Stored records
+ + +

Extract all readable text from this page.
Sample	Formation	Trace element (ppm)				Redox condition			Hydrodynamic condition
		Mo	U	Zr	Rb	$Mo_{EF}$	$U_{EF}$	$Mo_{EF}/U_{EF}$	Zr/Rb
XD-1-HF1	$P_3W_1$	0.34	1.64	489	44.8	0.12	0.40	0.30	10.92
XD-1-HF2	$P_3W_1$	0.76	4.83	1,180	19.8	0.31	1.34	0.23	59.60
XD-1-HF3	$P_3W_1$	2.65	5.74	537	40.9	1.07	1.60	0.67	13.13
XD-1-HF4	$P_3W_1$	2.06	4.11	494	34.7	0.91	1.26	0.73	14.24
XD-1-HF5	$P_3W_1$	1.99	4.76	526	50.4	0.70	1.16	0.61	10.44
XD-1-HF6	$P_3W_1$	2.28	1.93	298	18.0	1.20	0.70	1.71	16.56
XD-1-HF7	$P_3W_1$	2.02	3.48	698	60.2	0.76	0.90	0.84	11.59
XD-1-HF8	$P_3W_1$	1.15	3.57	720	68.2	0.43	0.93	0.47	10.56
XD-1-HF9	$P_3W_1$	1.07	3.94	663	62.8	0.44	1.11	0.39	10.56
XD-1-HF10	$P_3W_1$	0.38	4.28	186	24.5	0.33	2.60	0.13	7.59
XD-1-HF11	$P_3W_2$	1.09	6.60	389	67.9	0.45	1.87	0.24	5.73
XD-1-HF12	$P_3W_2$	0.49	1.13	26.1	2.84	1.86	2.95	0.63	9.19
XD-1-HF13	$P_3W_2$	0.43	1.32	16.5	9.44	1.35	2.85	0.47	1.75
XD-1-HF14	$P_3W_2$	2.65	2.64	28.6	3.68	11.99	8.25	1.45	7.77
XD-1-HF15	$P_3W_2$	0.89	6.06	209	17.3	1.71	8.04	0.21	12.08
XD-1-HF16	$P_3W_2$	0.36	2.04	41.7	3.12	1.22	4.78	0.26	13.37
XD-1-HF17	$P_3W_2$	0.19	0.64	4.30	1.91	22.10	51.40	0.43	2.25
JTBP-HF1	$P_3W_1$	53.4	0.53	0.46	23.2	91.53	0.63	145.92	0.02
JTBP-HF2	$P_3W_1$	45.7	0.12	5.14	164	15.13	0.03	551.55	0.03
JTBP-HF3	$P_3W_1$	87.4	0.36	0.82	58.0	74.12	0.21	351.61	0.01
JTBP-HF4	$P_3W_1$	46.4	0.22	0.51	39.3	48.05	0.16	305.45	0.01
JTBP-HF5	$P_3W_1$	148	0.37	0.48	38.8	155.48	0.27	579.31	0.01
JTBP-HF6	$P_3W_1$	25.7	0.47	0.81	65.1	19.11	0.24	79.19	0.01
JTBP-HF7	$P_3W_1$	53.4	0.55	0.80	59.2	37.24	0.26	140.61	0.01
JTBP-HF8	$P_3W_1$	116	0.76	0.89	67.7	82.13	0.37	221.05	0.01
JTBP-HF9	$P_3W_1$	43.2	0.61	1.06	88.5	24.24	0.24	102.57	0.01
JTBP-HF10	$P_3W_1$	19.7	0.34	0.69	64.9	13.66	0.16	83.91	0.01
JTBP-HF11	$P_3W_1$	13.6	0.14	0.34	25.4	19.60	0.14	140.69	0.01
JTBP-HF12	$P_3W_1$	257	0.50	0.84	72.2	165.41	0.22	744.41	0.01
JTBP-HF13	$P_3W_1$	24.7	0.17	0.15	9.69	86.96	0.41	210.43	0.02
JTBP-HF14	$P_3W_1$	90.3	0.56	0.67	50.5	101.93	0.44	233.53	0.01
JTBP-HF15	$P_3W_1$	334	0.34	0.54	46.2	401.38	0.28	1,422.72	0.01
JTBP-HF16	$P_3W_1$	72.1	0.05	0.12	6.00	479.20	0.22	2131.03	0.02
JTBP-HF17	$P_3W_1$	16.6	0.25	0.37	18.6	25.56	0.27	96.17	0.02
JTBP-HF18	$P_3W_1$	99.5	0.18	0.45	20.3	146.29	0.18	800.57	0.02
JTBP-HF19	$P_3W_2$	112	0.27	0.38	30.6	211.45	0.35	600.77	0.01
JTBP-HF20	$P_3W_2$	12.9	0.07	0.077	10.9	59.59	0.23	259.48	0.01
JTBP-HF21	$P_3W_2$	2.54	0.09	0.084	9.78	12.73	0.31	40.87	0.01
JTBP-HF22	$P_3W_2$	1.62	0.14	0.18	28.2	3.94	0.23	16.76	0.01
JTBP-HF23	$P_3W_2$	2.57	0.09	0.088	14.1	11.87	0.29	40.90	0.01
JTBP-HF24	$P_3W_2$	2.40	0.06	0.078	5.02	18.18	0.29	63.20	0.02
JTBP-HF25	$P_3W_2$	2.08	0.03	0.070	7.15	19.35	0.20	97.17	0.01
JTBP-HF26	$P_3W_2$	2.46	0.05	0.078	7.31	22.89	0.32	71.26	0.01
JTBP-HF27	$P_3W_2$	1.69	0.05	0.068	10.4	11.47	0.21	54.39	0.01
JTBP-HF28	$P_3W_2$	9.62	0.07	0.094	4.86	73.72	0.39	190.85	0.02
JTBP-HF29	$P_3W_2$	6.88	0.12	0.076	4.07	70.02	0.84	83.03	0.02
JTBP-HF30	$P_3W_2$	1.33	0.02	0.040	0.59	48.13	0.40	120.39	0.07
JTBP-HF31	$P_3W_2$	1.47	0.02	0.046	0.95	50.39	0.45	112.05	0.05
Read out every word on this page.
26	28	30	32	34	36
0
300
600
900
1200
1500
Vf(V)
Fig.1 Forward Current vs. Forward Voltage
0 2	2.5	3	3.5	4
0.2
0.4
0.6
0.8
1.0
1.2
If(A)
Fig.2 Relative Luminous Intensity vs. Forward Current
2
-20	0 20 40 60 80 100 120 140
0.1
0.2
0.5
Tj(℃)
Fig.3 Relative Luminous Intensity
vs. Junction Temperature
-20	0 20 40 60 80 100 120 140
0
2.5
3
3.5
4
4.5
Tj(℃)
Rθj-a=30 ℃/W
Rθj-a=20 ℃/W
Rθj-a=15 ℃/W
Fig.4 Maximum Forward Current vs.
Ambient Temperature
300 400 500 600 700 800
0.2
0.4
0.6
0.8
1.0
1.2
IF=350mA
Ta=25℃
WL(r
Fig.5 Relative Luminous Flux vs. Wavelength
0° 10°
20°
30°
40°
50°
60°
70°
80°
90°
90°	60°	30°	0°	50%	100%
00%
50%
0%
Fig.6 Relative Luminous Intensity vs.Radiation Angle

+ + +

REQUIRED TASK :: Scan the records for the string "this". Copy each line in which it appears.

TASK OUTPUT ::
Extract all readable text from this page.
Read out every word on this page.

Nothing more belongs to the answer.